Exercise details
Copy the listing word for word, from its first line up to and including the line that contains "close-window-button[interactable]: 【关闭窗口】 (448, 271, 510, 287)".

Stored records

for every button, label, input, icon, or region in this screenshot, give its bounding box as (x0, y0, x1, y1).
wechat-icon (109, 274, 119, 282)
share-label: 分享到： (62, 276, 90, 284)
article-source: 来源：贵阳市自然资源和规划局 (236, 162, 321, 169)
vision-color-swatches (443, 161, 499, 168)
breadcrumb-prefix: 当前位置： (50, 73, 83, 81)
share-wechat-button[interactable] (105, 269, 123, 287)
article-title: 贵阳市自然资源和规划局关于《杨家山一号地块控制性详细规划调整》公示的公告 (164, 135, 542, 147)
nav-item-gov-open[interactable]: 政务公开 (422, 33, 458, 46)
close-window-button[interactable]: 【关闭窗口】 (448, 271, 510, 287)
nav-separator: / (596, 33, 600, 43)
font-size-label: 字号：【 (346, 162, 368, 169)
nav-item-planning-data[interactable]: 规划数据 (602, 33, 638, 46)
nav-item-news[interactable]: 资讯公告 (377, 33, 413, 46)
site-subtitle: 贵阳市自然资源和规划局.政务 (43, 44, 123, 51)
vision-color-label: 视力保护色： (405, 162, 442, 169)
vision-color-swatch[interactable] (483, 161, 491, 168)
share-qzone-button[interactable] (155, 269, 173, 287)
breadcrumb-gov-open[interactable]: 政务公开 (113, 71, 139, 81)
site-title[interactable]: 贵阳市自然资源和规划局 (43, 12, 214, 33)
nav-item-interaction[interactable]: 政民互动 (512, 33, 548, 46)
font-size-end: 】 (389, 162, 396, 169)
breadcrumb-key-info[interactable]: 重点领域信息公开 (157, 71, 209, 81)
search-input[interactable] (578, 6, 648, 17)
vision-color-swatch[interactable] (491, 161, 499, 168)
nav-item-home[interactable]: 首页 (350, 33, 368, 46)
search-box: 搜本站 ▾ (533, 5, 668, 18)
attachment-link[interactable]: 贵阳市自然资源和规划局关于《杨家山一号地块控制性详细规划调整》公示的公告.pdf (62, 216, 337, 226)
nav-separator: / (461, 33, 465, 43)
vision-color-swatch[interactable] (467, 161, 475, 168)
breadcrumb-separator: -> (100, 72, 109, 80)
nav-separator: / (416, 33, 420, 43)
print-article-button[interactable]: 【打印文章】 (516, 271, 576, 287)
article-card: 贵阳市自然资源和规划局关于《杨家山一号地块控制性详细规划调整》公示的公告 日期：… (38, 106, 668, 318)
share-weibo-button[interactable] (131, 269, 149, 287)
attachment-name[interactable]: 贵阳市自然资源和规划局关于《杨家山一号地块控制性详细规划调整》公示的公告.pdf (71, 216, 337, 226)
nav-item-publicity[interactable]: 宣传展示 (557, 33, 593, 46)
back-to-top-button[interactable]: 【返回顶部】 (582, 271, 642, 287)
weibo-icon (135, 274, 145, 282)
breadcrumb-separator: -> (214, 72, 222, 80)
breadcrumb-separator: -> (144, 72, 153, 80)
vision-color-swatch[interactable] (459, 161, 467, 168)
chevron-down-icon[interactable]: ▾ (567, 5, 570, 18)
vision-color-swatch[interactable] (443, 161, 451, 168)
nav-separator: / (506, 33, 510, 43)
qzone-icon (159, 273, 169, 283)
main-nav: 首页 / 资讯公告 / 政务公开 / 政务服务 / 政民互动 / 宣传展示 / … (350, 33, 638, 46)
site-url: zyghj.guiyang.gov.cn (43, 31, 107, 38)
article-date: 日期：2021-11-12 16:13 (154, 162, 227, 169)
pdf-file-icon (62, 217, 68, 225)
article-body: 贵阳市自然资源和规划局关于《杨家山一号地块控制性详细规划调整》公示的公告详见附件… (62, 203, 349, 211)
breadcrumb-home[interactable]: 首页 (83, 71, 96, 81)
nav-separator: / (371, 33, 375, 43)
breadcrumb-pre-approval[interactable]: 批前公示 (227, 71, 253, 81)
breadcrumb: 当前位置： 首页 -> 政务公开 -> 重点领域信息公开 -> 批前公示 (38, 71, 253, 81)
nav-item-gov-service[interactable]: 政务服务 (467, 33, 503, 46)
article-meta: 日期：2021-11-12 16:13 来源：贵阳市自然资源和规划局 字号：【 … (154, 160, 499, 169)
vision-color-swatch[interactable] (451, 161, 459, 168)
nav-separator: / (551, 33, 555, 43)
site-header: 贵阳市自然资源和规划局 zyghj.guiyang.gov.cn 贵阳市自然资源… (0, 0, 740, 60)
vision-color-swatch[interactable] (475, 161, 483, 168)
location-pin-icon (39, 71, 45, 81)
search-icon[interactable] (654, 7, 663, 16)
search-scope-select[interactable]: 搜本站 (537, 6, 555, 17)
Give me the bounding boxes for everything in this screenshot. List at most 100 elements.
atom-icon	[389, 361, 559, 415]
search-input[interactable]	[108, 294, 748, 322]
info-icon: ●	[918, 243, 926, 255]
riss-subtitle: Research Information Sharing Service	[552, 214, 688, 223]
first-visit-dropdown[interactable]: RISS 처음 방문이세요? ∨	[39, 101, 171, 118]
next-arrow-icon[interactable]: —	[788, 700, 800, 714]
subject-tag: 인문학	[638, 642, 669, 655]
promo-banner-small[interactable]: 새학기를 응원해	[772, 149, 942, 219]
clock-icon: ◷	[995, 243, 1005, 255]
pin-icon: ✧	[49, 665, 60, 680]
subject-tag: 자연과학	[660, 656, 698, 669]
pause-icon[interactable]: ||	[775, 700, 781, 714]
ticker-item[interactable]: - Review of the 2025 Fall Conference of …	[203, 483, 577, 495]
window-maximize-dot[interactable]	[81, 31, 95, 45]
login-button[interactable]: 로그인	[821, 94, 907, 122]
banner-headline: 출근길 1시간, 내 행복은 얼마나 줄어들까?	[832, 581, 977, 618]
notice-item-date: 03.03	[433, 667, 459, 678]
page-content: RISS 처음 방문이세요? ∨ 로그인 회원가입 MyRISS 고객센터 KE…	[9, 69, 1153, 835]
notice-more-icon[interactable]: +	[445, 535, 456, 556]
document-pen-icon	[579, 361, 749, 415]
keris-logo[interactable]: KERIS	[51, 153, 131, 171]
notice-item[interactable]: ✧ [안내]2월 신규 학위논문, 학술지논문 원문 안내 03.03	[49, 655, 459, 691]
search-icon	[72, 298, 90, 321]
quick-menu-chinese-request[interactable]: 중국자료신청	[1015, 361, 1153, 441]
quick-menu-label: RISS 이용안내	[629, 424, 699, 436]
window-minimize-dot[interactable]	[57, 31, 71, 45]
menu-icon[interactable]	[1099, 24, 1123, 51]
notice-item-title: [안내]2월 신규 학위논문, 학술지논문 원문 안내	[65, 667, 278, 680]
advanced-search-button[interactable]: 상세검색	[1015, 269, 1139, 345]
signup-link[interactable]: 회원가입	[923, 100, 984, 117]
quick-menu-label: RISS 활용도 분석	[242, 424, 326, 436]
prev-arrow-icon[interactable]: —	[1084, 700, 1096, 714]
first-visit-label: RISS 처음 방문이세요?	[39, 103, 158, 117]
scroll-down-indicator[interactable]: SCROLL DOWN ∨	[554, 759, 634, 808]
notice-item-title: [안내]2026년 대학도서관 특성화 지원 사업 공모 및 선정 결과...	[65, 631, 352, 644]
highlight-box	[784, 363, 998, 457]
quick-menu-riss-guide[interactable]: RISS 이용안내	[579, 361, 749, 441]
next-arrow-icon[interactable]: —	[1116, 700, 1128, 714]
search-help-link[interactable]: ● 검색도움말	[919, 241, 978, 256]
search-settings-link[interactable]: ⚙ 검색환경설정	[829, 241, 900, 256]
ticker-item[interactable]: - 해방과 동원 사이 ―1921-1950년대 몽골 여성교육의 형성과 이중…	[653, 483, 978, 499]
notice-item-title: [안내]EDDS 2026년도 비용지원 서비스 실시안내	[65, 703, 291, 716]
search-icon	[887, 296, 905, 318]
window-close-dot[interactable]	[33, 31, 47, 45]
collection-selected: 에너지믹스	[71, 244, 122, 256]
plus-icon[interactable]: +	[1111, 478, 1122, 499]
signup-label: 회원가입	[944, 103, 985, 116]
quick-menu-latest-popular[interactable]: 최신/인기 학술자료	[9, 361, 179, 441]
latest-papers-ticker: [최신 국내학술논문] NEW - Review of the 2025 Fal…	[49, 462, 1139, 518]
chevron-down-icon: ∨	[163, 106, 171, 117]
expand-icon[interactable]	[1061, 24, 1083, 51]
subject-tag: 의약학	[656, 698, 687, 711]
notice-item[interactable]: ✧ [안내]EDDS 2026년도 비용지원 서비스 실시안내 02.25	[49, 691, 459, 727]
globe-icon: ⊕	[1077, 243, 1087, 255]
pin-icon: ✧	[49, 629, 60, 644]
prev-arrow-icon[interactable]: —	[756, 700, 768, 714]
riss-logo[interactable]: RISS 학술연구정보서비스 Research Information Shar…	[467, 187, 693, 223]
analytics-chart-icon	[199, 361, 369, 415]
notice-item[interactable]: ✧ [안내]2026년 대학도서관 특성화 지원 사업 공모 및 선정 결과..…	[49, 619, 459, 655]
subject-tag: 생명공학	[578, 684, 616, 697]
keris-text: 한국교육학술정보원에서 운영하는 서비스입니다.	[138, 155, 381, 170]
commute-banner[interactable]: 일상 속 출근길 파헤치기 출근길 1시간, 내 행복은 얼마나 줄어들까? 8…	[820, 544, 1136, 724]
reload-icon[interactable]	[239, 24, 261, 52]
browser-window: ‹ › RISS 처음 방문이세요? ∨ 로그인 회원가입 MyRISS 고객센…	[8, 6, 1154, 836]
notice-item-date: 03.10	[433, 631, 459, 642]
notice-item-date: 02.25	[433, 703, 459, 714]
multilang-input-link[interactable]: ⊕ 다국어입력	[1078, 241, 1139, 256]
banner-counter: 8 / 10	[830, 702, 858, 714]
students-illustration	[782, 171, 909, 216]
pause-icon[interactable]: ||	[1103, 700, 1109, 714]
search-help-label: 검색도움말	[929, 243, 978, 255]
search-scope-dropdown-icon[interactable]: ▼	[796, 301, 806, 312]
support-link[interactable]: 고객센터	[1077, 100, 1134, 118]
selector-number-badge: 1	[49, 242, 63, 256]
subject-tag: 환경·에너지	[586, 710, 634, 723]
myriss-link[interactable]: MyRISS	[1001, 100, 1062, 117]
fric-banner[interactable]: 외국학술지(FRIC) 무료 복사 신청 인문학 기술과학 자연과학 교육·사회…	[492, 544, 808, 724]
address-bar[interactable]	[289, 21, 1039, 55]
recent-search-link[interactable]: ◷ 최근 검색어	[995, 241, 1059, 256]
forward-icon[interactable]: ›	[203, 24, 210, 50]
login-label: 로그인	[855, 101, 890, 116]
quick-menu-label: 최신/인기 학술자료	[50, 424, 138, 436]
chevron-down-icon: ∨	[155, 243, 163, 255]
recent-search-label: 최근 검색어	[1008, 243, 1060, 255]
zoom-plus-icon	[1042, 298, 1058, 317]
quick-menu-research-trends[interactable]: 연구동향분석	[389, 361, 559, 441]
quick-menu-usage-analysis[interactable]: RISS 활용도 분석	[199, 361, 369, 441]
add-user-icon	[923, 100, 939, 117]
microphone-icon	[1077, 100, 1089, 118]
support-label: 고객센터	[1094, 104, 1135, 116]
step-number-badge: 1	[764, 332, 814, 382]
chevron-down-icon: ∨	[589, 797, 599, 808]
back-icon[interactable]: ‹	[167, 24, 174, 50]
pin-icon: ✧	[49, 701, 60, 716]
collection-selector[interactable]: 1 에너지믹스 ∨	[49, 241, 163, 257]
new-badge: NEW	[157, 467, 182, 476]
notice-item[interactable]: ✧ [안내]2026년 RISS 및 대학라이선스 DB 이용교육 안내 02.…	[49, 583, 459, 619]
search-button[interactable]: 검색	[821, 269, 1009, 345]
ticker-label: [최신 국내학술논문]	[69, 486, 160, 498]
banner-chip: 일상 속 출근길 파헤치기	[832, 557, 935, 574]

Full solution
for every button, label, input, icon, or region in this screenshot, give its bounding box as (x0, y0, x1, y1).
wechat-icon (109, 274, 119, 282)
share-label: 分享到： (62, 276, 90, 284)
article-source: 来源：贵阳市自然资源和规划局 (236, 162, 321, 169)
vision-color-swatches (443, 161, 499, 168)
breadcrumb-prefix: 当前位置： (50, 73, 83, 81)
share-wechat-button[interactable] (105, 269, 123, 287)
article-title: 贵阳市自然资源和规划局关于《杨家山一号地块控制性详细规划调整》公示的公告 (164, 135, 542, 147)
nav-item-gov-open[interactable]: 政务公开 (422, 33, 458, 46)
close-window-button[interactable]: 【关闭窗口】 (448, 271, 510, 287)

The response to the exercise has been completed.